Input rows =
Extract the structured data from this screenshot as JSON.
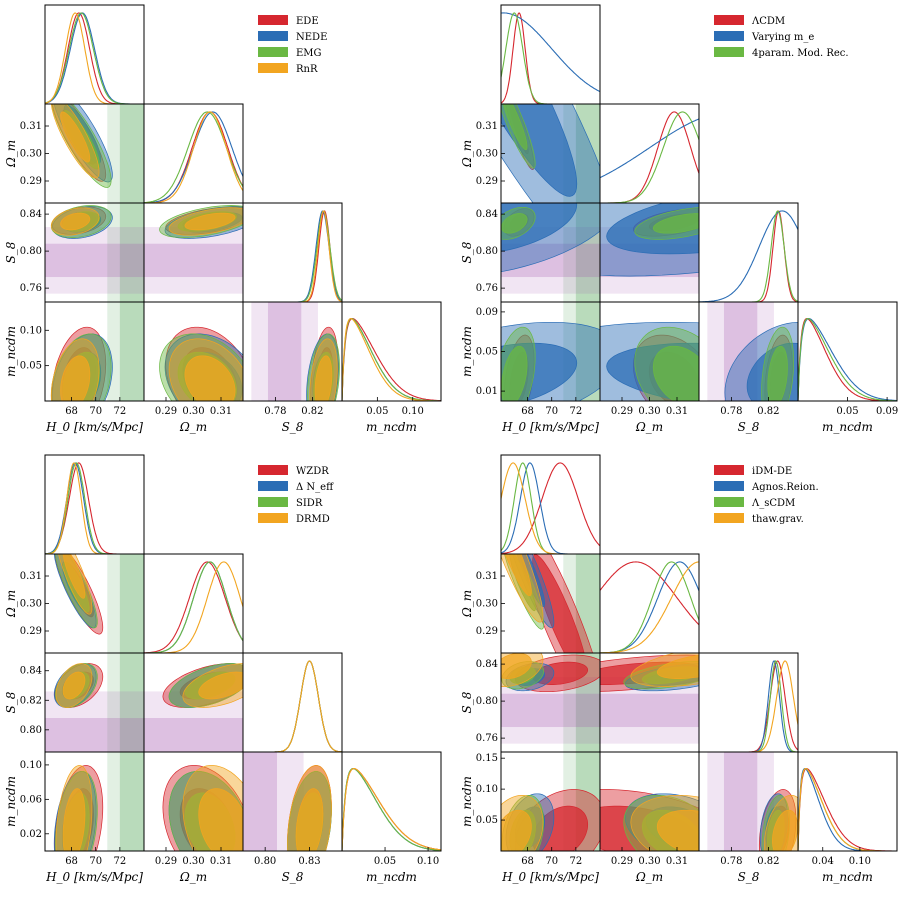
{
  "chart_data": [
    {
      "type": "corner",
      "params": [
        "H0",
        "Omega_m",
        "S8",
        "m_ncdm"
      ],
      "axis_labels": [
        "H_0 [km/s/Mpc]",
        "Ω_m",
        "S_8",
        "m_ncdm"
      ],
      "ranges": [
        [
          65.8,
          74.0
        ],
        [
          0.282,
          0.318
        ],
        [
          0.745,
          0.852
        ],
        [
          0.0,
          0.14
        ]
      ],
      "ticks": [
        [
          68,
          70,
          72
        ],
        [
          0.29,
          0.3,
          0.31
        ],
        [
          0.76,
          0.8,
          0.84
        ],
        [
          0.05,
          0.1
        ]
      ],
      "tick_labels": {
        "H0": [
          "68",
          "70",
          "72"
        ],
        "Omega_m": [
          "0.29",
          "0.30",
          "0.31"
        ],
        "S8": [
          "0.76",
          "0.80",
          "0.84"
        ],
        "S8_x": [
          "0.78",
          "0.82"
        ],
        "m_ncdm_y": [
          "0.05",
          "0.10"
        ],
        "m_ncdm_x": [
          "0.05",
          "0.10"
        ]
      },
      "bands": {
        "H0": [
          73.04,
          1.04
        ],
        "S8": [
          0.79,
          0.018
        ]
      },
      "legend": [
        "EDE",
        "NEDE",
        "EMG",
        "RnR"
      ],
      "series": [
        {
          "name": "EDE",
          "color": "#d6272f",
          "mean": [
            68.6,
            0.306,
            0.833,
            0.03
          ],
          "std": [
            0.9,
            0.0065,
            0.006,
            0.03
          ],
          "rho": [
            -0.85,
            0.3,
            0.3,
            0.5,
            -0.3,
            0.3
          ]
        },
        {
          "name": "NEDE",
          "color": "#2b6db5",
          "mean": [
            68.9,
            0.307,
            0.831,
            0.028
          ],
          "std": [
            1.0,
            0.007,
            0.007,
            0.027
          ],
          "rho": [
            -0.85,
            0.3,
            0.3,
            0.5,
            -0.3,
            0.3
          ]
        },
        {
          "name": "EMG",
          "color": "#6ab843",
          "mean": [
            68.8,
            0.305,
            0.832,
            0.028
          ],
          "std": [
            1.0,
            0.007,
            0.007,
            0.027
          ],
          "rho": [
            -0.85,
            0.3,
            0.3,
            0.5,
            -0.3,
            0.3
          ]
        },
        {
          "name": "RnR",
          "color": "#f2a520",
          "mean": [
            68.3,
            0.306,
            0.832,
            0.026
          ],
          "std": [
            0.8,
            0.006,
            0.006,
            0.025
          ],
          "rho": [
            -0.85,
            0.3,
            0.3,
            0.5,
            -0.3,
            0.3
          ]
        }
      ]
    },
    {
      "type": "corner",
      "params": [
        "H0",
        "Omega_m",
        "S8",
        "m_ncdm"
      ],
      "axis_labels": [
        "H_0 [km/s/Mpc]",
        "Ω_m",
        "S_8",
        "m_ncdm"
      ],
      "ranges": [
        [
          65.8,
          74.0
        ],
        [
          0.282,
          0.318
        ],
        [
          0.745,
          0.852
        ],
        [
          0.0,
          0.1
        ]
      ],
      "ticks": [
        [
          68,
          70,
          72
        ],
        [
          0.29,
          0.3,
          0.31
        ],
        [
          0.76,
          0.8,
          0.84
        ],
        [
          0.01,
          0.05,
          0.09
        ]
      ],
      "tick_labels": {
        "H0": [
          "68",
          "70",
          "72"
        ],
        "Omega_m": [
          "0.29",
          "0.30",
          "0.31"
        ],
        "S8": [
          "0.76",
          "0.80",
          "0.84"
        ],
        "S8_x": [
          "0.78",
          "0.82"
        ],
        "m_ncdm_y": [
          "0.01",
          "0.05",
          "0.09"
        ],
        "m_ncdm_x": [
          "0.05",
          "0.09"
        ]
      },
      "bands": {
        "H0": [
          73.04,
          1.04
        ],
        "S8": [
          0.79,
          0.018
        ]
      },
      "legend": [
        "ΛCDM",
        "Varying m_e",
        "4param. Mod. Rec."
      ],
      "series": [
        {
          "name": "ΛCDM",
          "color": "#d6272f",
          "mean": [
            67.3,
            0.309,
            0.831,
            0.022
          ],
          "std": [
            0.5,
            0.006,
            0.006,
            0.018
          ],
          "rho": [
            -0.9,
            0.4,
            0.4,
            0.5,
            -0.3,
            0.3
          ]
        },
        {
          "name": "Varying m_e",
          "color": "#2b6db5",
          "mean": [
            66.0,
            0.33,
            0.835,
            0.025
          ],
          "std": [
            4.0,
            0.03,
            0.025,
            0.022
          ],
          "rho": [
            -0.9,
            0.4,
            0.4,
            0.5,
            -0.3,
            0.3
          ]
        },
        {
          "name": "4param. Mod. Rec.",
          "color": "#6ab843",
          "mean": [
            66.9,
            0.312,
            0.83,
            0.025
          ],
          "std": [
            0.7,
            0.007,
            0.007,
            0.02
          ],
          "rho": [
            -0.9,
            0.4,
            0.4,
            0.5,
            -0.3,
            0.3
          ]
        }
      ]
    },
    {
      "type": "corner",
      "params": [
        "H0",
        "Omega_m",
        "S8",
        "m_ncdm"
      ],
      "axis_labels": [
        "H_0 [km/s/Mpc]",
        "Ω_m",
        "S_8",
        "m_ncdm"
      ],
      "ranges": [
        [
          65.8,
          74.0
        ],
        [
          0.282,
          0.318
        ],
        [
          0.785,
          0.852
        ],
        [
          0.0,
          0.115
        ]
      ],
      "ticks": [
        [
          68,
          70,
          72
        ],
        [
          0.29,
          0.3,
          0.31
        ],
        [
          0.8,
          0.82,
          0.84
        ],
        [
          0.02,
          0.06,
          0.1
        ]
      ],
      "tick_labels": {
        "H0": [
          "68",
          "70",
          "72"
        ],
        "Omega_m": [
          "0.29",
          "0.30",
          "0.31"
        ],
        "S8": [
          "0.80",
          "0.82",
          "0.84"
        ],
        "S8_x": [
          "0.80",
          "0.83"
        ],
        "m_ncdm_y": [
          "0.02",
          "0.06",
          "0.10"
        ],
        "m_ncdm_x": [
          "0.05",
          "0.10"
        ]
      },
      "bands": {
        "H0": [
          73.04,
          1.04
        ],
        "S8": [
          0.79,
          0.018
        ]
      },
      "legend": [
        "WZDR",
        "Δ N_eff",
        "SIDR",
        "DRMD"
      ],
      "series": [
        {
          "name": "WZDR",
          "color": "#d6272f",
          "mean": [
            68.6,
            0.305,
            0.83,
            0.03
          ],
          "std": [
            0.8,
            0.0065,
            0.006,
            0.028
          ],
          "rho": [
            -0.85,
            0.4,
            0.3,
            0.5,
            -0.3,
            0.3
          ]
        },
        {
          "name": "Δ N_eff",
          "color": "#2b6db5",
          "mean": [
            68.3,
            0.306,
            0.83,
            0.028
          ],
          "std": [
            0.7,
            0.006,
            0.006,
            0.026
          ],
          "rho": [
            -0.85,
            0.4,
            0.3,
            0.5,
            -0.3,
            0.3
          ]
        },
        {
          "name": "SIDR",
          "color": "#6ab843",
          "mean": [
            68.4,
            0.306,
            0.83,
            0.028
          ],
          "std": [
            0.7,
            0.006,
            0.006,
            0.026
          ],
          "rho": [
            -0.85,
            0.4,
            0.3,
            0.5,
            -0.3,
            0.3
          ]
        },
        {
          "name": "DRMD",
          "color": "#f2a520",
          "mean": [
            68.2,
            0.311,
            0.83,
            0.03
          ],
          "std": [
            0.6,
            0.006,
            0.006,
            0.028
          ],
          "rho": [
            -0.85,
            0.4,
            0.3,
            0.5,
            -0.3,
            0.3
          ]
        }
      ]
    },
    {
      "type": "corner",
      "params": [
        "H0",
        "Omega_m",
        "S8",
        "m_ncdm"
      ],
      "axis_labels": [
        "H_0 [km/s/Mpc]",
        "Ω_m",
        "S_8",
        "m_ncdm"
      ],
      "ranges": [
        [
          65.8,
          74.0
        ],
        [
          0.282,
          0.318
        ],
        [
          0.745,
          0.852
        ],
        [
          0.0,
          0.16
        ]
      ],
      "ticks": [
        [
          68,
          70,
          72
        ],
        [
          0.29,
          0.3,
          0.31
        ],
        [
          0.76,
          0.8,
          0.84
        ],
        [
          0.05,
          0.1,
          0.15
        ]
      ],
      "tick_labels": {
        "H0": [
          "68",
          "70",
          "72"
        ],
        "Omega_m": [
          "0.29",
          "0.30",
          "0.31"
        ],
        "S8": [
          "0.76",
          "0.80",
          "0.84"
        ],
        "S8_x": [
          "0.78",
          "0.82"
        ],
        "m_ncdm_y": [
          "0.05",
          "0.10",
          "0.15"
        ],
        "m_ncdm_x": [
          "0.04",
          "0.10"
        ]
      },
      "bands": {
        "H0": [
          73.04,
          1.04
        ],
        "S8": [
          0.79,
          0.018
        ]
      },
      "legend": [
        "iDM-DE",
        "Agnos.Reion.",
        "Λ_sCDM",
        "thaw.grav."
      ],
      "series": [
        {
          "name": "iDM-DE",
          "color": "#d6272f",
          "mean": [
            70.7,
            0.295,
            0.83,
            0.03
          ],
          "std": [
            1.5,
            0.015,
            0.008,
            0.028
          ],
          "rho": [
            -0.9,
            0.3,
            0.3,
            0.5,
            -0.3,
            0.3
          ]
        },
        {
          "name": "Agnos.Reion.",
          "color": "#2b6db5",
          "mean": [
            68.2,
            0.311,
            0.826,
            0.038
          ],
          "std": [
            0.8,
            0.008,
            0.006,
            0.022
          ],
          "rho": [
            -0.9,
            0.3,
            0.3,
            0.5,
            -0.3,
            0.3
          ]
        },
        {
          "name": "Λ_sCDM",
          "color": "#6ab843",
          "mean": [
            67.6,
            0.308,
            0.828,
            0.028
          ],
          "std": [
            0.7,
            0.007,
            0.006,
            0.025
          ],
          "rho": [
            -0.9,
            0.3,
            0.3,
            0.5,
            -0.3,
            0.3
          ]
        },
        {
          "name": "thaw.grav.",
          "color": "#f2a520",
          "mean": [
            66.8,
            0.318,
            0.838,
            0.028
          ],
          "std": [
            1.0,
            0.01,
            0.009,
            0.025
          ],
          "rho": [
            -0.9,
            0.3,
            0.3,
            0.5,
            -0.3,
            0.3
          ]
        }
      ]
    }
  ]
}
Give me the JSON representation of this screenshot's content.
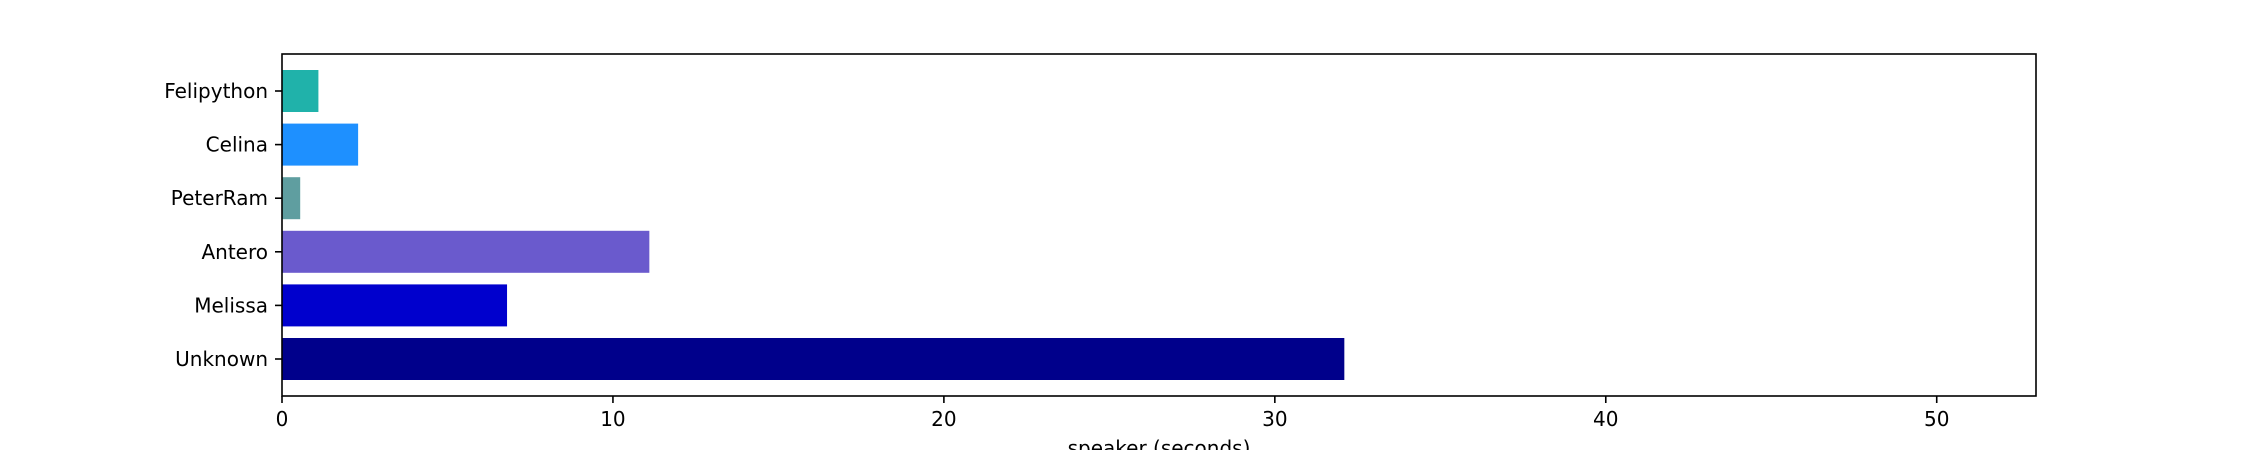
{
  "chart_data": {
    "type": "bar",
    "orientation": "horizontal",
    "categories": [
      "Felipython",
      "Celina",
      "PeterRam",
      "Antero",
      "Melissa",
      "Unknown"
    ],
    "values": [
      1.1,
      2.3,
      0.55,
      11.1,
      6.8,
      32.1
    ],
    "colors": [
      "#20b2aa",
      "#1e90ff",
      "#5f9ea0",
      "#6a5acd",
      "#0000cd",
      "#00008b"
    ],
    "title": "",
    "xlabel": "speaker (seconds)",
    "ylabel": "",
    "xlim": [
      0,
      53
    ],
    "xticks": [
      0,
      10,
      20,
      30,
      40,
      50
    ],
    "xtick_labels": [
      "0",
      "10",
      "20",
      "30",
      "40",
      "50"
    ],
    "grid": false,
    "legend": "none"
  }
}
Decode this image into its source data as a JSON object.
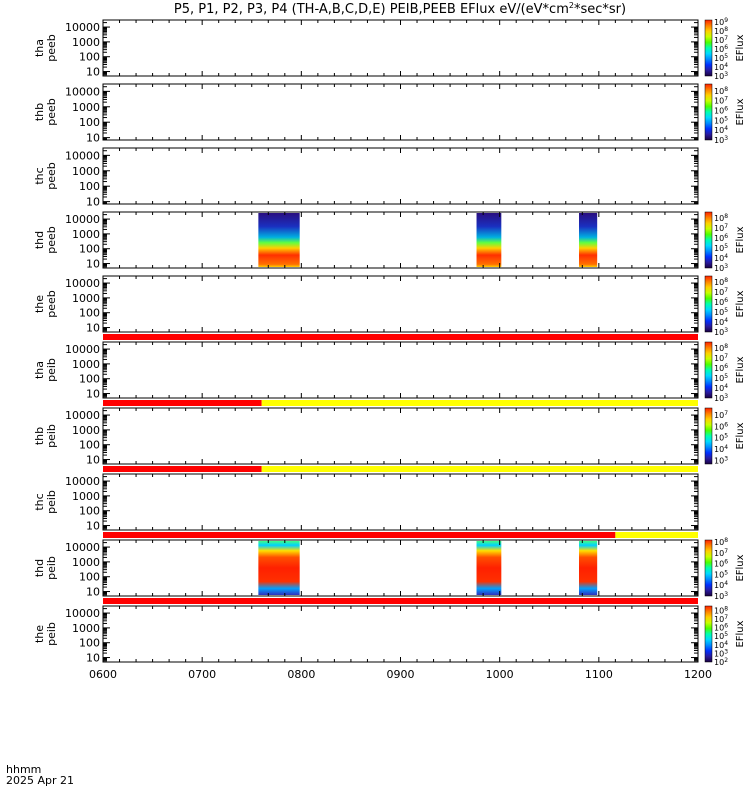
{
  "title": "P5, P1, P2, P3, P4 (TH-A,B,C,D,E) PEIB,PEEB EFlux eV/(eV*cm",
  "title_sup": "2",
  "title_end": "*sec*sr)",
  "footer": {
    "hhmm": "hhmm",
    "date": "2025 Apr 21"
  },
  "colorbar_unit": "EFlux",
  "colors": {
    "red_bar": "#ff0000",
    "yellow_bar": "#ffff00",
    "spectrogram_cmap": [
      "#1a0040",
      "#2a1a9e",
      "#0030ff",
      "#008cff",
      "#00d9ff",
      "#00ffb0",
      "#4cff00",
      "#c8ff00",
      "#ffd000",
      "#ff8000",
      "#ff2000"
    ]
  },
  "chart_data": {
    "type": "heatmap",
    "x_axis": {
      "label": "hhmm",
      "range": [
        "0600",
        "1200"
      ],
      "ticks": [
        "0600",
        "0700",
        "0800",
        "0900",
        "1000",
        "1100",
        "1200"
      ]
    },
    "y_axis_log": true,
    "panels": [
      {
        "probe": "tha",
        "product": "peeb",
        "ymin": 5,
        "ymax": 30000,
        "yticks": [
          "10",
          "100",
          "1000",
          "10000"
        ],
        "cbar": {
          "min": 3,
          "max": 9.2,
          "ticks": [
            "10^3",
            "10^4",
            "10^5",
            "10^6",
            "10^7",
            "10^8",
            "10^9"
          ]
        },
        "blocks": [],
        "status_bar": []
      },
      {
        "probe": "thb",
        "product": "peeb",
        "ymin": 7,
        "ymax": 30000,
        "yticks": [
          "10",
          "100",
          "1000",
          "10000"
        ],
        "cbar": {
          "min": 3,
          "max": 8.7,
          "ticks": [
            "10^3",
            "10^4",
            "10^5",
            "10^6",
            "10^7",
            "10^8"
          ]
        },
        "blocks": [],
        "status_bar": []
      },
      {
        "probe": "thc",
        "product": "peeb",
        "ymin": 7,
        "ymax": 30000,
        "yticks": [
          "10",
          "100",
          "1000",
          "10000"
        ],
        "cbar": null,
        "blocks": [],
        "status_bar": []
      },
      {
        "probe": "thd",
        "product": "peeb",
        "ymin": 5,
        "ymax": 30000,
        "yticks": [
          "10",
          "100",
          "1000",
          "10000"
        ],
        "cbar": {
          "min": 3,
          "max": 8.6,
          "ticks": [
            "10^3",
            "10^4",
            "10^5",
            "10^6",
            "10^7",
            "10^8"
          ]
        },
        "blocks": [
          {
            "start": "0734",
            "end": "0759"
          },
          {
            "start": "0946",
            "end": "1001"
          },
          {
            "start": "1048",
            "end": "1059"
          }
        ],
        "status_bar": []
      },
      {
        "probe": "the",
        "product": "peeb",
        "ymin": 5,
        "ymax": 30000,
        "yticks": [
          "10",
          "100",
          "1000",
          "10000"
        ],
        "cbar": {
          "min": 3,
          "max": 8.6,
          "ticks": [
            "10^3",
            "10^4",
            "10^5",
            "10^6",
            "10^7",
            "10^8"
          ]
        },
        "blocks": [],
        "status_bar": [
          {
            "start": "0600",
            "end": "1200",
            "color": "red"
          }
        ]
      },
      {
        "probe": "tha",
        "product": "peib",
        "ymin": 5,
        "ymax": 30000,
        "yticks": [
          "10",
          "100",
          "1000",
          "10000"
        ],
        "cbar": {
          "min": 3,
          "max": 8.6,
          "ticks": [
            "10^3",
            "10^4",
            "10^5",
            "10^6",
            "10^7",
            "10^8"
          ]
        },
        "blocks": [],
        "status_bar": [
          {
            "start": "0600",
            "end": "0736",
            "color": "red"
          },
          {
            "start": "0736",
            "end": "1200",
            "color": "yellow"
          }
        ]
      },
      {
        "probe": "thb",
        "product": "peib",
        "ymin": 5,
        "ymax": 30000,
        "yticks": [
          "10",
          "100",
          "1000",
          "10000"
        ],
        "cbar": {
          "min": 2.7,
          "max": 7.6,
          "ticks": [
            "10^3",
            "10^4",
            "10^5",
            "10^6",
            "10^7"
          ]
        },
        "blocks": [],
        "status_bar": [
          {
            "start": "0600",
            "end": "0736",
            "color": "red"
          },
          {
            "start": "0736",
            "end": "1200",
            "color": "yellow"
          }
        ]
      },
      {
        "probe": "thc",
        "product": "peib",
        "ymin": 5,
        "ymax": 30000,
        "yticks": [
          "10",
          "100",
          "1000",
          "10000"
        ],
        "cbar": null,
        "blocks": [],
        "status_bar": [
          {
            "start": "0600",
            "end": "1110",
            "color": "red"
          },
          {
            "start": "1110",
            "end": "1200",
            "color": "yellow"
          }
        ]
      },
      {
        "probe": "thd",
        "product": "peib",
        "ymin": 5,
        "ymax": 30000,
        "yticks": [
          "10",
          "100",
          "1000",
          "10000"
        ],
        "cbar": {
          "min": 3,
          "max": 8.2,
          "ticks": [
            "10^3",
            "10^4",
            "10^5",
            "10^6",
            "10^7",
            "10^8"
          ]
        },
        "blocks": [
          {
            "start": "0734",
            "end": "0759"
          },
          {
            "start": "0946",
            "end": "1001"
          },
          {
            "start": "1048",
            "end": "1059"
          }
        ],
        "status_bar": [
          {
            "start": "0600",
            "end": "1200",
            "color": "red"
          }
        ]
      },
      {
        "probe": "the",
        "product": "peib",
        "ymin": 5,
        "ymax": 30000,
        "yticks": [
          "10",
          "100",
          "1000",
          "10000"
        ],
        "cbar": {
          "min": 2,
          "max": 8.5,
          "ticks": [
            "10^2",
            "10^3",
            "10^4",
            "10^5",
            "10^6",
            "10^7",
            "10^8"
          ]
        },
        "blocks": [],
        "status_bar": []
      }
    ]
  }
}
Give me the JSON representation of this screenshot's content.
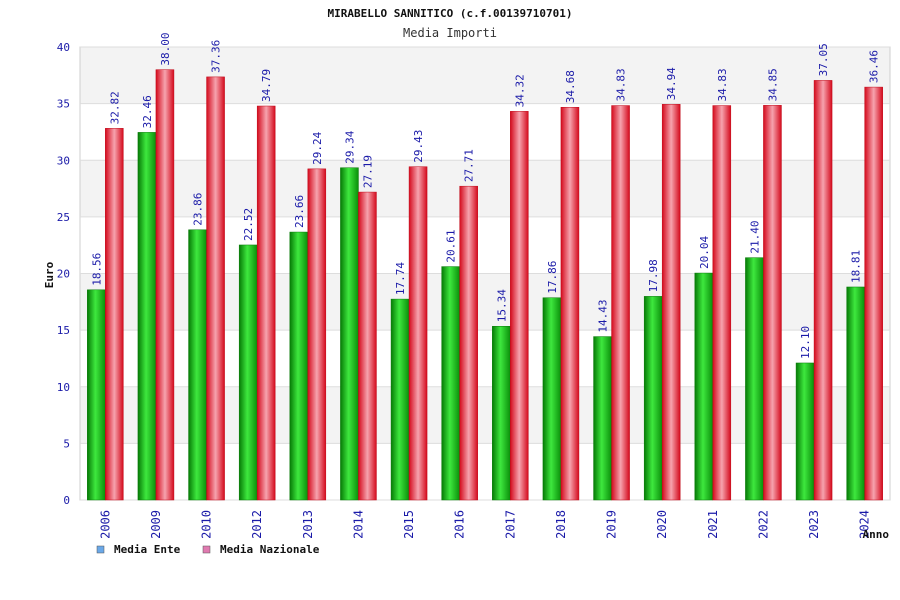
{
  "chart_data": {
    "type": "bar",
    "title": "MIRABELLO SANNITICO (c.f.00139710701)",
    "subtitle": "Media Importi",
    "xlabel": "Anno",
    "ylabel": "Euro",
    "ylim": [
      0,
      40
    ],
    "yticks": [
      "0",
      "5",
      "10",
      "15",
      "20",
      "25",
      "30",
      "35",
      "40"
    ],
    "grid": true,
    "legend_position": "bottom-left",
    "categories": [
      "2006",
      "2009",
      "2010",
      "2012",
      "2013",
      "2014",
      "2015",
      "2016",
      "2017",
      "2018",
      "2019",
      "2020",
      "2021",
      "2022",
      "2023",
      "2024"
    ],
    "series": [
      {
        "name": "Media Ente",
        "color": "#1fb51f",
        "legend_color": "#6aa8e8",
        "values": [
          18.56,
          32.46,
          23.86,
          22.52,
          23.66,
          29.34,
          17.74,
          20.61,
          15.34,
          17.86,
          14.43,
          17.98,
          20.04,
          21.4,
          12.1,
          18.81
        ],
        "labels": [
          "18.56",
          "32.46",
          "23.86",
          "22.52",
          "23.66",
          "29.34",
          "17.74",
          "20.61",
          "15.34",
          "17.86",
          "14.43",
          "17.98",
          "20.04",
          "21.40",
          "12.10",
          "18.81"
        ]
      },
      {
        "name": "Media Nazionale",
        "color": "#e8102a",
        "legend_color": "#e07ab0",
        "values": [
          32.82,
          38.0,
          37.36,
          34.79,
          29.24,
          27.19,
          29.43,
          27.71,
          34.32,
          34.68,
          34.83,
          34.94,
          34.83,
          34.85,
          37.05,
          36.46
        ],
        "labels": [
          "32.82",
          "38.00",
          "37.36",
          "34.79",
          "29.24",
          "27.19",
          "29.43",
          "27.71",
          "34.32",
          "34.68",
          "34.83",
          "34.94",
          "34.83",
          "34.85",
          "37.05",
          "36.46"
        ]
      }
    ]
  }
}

Given exercise = Report every line in the data above in which the word "EFlux" appears.

Result for this exercise =
  "title": "P5, P1, P2, P3, P4 (TH-A,B,C,D,E) PEIB,PEEB EFlux eV/(eV*cm",
  "colorbar_unit": "EFlux",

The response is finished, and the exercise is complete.